= Objective =
Write each record again exactly as it stands.

══════════════════════════════

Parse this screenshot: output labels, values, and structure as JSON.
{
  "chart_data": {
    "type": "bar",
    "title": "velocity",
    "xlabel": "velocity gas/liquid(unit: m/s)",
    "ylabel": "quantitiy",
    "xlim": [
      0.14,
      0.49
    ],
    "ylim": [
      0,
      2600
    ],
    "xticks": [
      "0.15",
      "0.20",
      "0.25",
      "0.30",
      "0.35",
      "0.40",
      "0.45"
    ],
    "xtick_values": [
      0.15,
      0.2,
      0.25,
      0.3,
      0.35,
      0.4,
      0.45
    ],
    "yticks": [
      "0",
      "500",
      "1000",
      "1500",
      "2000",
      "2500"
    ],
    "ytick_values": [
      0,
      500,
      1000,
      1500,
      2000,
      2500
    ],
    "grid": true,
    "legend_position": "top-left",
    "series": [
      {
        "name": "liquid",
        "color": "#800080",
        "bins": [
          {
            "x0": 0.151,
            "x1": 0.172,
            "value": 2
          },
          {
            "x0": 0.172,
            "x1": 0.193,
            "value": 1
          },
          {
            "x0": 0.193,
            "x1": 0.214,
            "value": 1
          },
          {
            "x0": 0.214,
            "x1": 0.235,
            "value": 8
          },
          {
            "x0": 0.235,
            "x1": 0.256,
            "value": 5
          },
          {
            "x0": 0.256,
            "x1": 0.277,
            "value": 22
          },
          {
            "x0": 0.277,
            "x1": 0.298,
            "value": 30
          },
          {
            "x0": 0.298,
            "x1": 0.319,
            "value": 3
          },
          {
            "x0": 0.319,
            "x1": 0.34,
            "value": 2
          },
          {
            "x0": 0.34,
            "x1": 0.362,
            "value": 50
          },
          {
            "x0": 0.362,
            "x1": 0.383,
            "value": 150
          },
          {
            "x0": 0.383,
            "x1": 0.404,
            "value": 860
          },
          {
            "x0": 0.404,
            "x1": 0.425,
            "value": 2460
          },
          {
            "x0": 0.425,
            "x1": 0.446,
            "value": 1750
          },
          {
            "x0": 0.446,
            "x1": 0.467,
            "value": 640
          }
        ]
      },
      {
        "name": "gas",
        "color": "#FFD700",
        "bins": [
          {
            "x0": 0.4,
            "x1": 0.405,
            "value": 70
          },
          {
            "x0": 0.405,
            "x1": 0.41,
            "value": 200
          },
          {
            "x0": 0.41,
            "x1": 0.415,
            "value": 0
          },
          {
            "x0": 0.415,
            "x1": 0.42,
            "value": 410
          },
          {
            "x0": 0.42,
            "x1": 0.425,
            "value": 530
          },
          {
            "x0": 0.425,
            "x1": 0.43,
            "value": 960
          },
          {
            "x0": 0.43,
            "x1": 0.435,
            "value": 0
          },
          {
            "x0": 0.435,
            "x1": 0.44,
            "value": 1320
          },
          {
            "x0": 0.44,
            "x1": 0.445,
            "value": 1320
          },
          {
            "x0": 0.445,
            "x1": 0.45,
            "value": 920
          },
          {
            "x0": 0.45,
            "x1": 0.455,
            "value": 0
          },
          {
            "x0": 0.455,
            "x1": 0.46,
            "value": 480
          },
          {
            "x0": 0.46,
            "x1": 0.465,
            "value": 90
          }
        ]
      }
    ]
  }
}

══════════════════════════════

= Answer to this exercise =
Parse this screenshot: output labels, values, and structure as JSON.
{
  "chart_data": {
    "type": "bar",
    "title": "velocity",
    "xlabel": "velocity gas/liquid(unit: m/s)",
    "ylabel": "quantitiy",
    "xlim": [
      0.14,
      0.49
    ],
    "ylim": [
      0,
      2600
    ],
    "xticks": [
      "0.15",
      "0.20",
      "0.25",
      "0.30",
      "0.35",
      "0.40",
      "0.45"
    ],
    "xtick_values": [
      0.15,
      0.2,
      0.25,
      0.3,
      0.35,
      0.4,
      0.45
    ],
    "yticks": [
      "0",
      "500",
      "1000",
      "1500",
      "2000",
      "2500"
    ],
    "ytick_values": [
      0,
      500,
      1000,
      1500,
      2000,
      2500
    ],
    "grid": true,
    "legend_position": "top-left",
    "series": [
      {
        "name": "liquid",
        "color": "#800080",
        "bins": [
          {
            "x0": 0.151,
            "x1": 0.172,
            "value": 2
          },
          {
            "x0": 0.172,
            "x1": 0.193,
            "value": 1
          },
          {
            "x0": 0.193,
            "x1": 0.214,
            "value": 1
          },
          {
            "x0": 0.214,
            "x1": 0.235,
            "value": 8
          },
          {
            "x0": 0.235,
            "x1": 0.256,
            "value": 5
          },
          {
            "x0": 0.256,
            "x1": 0.277,
            "value": 22
          },
          {
            "x0": 0.277,
            "x1": 0.298,
            "value": 30
          },
          {
            "x0": 0.298,
            "x1": 0.319,
            "value": 3
          },
          {
            "x0": 0.319,
            "x1": 0.34,
            "value": 2
          },
          {
            "x0": 0.34,
            "x1": 0.362,
            "value": 50
          },
          {
            "x0": 0.362,
            "x1": 0.383,
            "value": 150
          },
          {
            "x0": 0.383,
            "x1": 0.404,
            "value": 860
          },
          {
            "x0": 0.404,
            "x1": 0.425,
            "value": 2460
          },
          {
            "x0": 0.425,
            "x1": 0.446,
            "value": 1750
          },
          {
            "x0": 0.446,
            "x1": 0.467,
            "value": 640
          }
        ]
      },
      {
        "name": "gas",
        "color": "#FFD700",
        "bins": [
          {
            "x0": 0.4,
            "x1": 0.405,
            "value": 70
          },
          {
            "x0": 0.405,
            "x1": 0.41,
            "value": 200
          },
          {
            "x0": 0.41,
            "x1": 0.415,
            "value": 0
          },
          {
            "x0": 0.415,
            "x1": 0.42,
            "value": 410
          },
          {
            "x0": 0.42,
            "x1": 0.425,
            "value": 530
          },
          {
            "x0": 0.425,
            "x1": 0.43,
            "value": 960
          },
          {
            "x0": 0.43,
            "x1": 0.435,
            "value": 0
          },
          {
            "x0": 0.435,
            "x1": 0.44,
            "value": 1320
          },
          {
            "x0": 0.44,
            "x1": 0.445,
            "value": 1320
          },
          {
            "x0": 0.445,
            "x1": 0.45,
            "value": 920
          },
          {
            "x0": 0.45,
            "x1": 0.455,
            "value": 0
          },
          {
            "x0": 0.455,
            "x1": 0.46,
            "value": 480
          },
          {
            "x0": 0.46,
            "x1": 0.465,
            "value": 90
          }
        ]
      }
    ]
  }
}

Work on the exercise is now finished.